* **Goal**
Reproduce the listing word for word, starting at its first line and ending with the line that contains "x-tick-label-group-7: Admón. pública", including both.

* **Excerpted records**
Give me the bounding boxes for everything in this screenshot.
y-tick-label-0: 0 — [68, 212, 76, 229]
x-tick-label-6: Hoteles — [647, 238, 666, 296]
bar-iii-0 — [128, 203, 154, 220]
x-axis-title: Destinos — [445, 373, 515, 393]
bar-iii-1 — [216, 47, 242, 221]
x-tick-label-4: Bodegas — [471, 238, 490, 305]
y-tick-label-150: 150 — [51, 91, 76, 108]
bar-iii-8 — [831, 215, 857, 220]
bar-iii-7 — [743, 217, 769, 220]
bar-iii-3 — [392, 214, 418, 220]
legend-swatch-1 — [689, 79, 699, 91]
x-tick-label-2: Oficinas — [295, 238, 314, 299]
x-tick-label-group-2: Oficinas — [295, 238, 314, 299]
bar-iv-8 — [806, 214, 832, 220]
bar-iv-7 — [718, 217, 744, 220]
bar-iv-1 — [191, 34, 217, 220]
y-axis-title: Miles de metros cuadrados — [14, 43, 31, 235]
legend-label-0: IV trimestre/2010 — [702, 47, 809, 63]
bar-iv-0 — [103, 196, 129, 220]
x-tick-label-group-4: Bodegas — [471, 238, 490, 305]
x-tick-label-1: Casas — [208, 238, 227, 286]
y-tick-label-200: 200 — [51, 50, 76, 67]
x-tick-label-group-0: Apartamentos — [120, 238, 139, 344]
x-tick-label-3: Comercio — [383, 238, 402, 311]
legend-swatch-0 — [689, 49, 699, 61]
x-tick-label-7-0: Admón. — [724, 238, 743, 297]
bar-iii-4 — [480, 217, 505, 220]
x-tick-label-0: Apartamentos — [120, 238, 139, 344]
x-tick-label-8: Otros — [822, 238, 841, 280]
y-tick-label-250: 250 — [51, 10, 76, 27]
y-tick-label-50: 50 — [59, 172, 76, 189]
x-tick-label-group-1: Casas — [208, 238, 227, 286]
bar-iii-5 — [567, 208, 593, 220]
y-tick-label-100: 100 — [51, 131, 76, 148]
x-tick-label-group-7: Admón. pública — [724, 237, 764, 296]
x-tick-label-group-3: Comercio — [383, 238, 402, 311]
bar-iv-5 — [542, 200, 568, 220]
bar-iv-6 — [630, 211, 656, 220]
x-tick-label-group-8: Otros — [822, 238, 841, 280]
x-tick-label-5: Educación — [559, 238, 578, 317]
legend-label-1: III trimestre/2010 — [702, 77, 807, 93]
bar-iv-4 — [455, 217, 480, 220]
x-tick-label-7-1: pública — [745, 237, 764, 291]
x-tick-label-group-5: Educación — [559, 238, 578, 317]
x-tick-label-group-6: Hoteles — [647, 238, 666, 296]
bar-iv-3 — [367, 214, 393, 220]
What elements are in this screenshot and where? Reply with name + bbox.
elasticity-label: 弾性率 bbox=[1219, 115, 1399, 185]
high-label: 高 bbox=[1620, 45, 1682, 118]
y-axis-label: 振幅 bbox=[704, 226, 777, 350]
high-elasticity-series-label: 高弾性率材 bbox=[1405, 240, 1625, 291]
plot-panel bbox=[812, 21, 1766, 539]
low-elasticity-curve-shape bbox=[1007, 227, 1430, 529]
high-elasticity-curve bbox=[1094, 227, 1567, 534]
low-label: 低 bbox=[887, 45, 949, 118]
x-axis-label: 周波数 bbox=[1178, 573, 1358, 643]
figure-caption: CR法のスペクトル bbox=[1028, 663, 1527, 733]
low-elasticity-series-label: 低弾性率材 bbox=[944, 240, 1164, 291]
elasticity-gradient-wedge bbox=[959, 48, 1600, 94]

* **The completed task**
Give me the bounding boxes for everything in this screenshot.
y-tick-label-0: 0 — [68, 212, 76, 229]
x-tick-label-6: Hoteles — [647, 238, 666, 296]
bar-iii-0 — [128, 203, 154, 220]
x-axis-title: Destinos — [445, 373, 515, 393]
bar-iii-1 — [216, 47, 242, 221]
x-tick-label-4: Bodegas — [471, 238, 490, 305]
y-tick-label-150: 150 — [51, 91, 76, 108]
bar-iii-8 — [831, 215, 857, 220]
bar-iii-7 — [743, 217, 769, 220]
bar-iii-3 — [392, 214, 418, 220]
legend-swatch-1 — [689, 79, 699, 91]
x-tick-label-2: Oficinas — [295, 238, 314, 299]
x-tick-label-group-2: Oficinas — [295, 238, 314, 299]
bar-iv-8 — [806, 214, 832, 220]
bar-iv-7 — [718, 217, 744, 220]
bar-iv-1 — [191, 34, 217, 220]
y-axis-title: Miles de metros cuadrados — [14, 43, 31, 235]
legend-label-0: IV trimestre/2010 — [702, 47, 809, 63]
bar-iv-0 — [103, 196, 129, 220]
x-tick-label-group-4: Bodegas — [471, 238, 490, 305]
x-tick-label-1: Casas — [208, 238, 227, 286]
y-tick-label-200: 200 — [51, 50, 76, 67]
x-tick-label-group-0: Apartamentos — [120, 238, 139, 344]
x-tick-label-3: Comercio — [383, 238, 402, 311]
legend-swatch-0 — [689, 49, 699, 61]
x-tick-label-7-0: Admón. — [724, 238, 743, 297]
bar-iii-4 — [480, 217, 505, 220]
x-tick-label-0: Apartamentos — [120, 238, 139, 344]
x-tick-label-8: Otros — [822, 238, 841, 280]
y-tick-label-250: 250 — [51, 10, 76, 27]
y-tick-label-50: 50 — [59, 172, 76, 189]
x-tick-label-group-1: Casas — [208, 238, 227, 286]
bar-iii-5 — [567, 208, 593, 220]
y-tick-label-100: 100 — [51, 131, 76, 148]
x-tick-label-group-7: Admón. pública — [724, 237, 764, 296]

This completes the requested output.